▸ Directions for this task:
Copy the entries below exactly. Images do not belong in the copy.

▸ Supplied data:
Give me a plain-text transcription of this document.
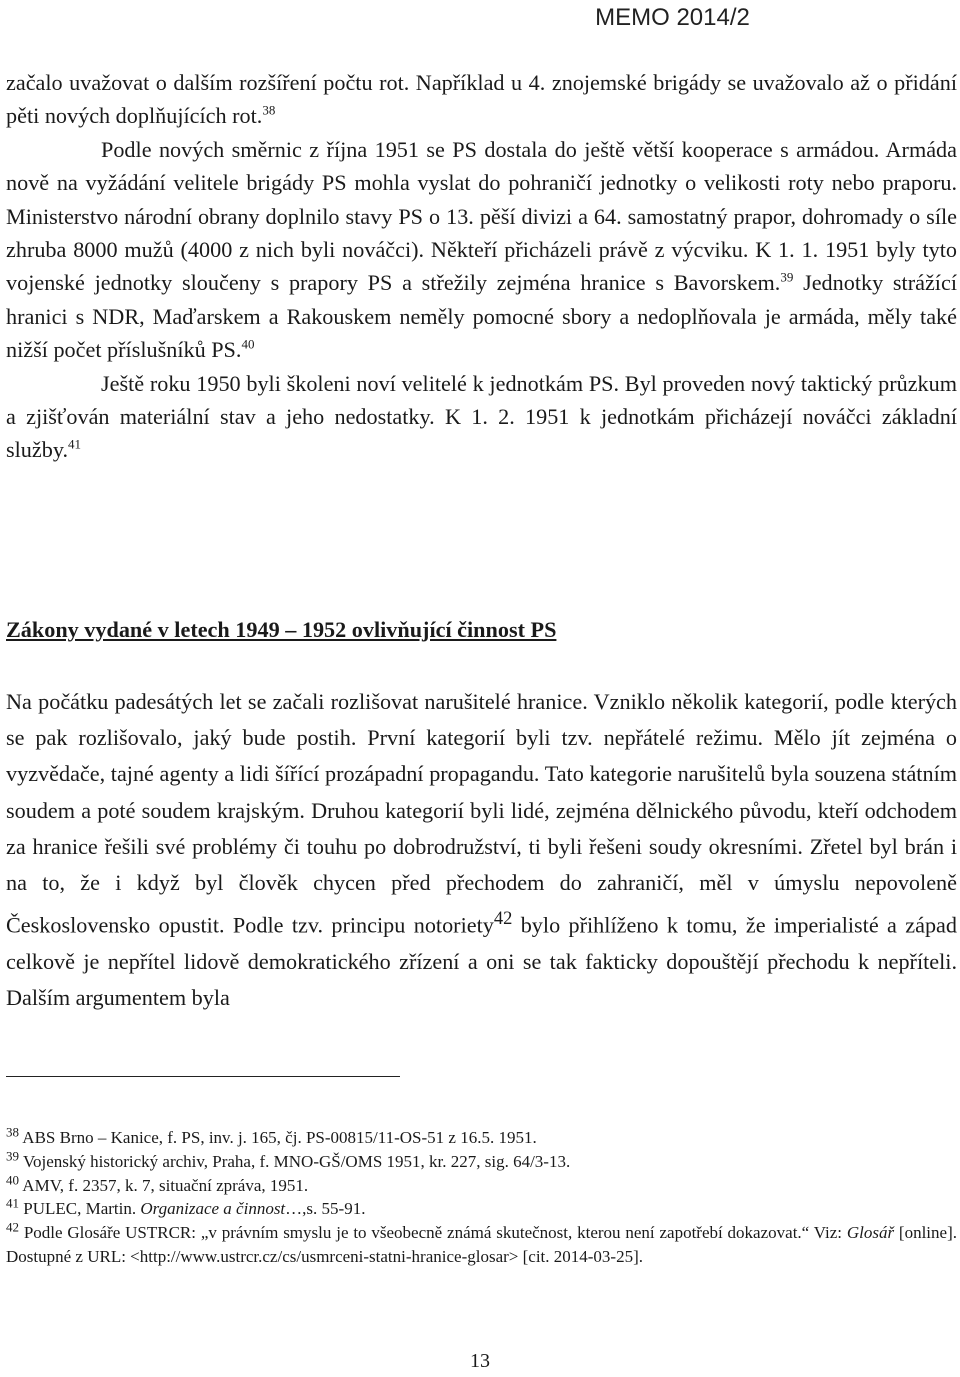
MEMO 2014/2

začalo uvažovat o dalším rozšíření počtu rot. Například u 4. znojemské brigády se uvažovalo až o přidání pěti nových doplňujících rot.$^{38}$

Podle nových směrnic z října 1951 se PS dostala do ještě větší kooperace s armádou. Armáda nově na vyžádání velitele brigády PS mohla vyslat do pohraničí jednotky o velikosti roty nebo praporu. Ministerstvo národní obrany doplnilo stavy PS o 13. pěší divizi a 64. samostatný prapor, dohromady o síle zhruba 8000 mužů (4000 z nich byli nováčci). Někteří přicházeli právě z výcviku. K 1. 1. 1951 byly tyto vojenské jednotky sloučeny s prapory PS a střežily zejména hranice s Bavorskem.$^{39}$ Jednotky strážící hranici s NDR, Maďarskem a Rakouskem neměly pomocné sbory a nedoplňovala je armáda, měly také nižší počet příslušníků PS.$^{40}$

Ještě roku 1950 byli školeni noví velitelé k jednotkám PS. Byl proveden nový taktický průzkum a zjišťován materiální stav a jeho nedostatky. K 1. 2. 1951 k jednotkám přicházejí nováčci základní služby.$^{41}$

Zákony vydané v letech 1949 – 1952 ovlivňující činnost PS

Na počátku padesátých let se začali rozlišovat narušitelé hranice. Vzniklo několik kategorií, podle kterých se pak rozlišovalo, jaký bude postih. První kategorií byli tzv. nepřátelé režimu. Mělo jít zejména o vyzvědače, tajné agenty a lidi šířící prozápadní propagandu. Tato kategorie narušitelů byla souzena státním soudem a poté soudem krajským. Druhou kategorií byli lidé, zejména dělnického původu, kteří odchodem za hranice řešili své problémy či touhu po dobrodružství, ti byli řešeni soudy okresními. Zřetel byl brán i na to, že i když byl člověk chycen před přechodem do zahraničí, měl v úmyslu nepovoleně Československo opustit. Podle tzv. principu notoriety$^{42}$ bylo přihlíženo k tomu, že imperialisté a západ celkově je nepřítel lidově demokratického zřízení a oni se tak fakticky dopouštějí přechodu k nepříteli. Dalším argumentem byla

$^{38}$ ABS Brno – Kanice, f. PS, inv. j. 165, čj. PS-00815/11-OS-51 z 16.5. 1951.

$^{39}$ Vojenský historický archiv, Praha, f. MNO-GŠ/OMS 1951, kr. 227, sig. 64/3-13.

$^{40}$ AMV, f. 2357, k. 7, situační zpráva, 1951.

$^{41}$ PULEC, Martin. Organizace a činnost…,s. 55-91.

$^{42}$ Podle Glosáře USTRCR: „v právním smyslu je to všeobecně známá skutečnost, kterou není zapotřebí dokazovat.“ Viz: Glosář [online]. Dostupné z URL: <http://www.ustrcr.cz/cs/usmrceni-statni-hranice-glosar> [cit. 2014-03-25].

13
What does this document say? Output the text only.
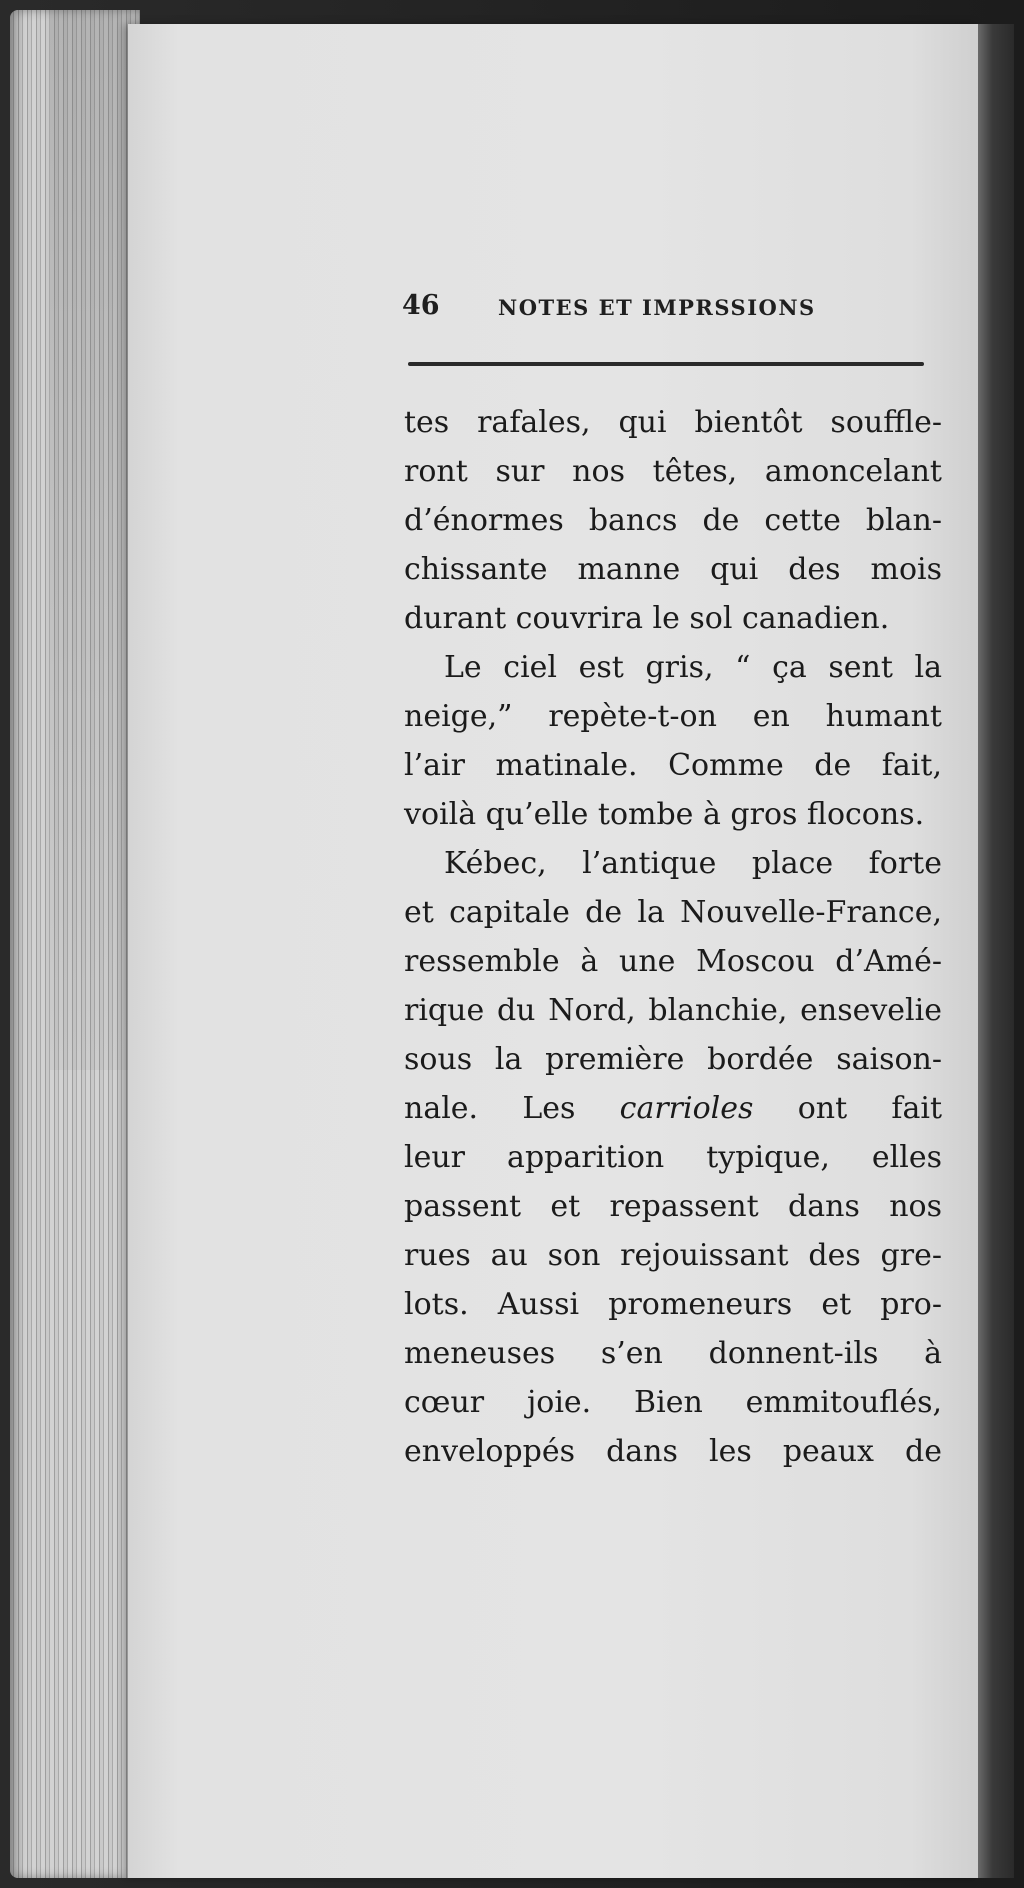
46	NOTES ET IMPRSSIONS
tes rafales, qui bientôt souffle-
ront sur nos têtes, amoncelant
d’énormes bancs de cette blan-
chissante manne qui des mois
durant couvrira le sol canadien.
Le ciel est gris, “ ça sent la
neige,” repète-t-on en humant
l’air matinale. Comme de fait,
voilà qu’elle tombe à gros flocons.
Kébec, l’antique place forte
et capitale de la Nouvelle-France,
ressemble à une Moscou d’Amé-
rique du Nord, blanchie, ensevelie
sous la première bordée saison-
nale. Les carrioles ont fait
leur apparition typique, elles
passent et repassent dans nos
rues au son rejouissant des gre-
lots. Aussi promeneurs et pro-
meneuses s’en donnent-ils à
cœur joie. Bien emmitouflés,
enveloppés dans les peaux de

▸ Response to the task:
Give me a plain-text transcription of this document.
MEMO 2014/2

začalo uvažovat o dalším rozšíření počtu rot. Například u 4. znojemské brigády se uvažovalo až o přidání pěti nových doplňujících rot.$^{38}$

Podle nových směrnic z října 1951 se PS dostala do ještě větší kooperace s armádou. Armáda nově na vyžádání velitele brigády PS mohla vyslat do pohraničí jednotky o velikosti roty nebo praporu. Ministerstvo národní obrany doplnilo stavy PS o 13. pěší divizi a 64. samostatný prapor, dohromady o síle zhruba 8000 mužů (4000 z nich byli nováčci). Někteří přicházeli právě z výcviku. K 1. 1. 1951 byly tyto vojenské jednotky sloučeny s prapory PS a střežily zejména hranice s Bavorskem.$^{39}$ Jednotky strážící hranici s NDR, Maďarskem a Rakouskem neměly pomocné sbory a nedoplňovala je armáda, měly také nižší počet příslušníků PS.$^{40}$

Ještě roku 1950 byli školeni noví velitelé k jednotkám PS. Byl proveden nový taktický průzkum a zjišťován materiální stav a jeho nedostatky. K 1. 2. 1951 k jednotkám přicházejí nováčci základní služby.$^{41}$

Zákony vydané v letech 1949 – 1952 ovlivňující činnost PS

Na počátku padesátých let se začali rozlišovat narušitelé hranice. Vzniklo několik kategorií, podle kterých se pak rozlišovalo, jaký bude postih. První kategorií byli tzv. nepřátelé režimu. Mělo jít zejména o vyzvědače, tajné agenty a lidi šířící prozápadní propagandu. Tato kategorie narušitelů byla souzena státním soudem a poté soudem krajským. Druhou kategorií byli lidé, zejména dělnického původu, kteří odchodem za hranice řešili své problémy či touhu po dobrodružství, ti byli řešeni soudy okresními. Zřetel byl brán i na to, že i když byl člověk chycen před přechodem do zahraničí, měl v úmyslu nepovoleně Československo opustit. Podle tzv. principu notoriety$^{42}$ bylo přihlíženo k tomu, že imperialisté a západ celkově je nepřítel lidově demokratického zřízení a oni se tak fakticky dopouštějí přechodu k nepříteli. Dalším argumentem byla

$^{38}$ ABS Brno – Kanice, f. PS, inv. j. 165, čj. PS-00815/11-OS-51 z 16.5. 1951.

$^{39}$ Vojenský historický archiv, Praha, f. MNO-GŠ/OMS 1951, kr. 227, sig. 64/3-13.

$^{40}$ AMV, f. 2357, k. 7, situační zpráva, 1951.

$^{41}$ PULEC, Martin. Organizace a činnost…,s. 55-91.

$^{42}$ Podle Glosáře USTRCR: „v právním smyslu je to všeobecně známá skutečnost, kterou není zapotřebí dokazovat.“ Viz: Glosář [online]. Dostupné z URL: <http://www.ustrcr.cz/cs/usmrceni-statni-hranice-glosar> [cit. 2014-03-25].

13
What does this document say? Output the text only.
46	NOTES ET IMPRSSIONS
tes rafales, qui bientôt souffle-
ront sur nos têtes, amoncelant
d’énormes bancs de cette blan-
chissante manne qui des mois
durant couvrira le sol canadien.
Le ciel est gris, “ ça sent la
neige,” repète-t-on en humant
l’air matinale. Comme de fait,
voilà qu’elle tombe à gros flocons.
Kébec, l’antique place forte
et capitale de la Nouvelle-France,
ressemble à une Moscou d’Amé-
rique du Nord, blanchie, ensevelie
sous la première bordée saison-
nale. Les carrioles ont fait
leur apparition typique, elles
passent et repassent dans nos
rues au son rejouissant des gre-
lots. Aussi promeneurs et pro-
meneuses s’en donnent-ils à
cœur joie. Bien emmitouflés,
enveloppés dans les peaux de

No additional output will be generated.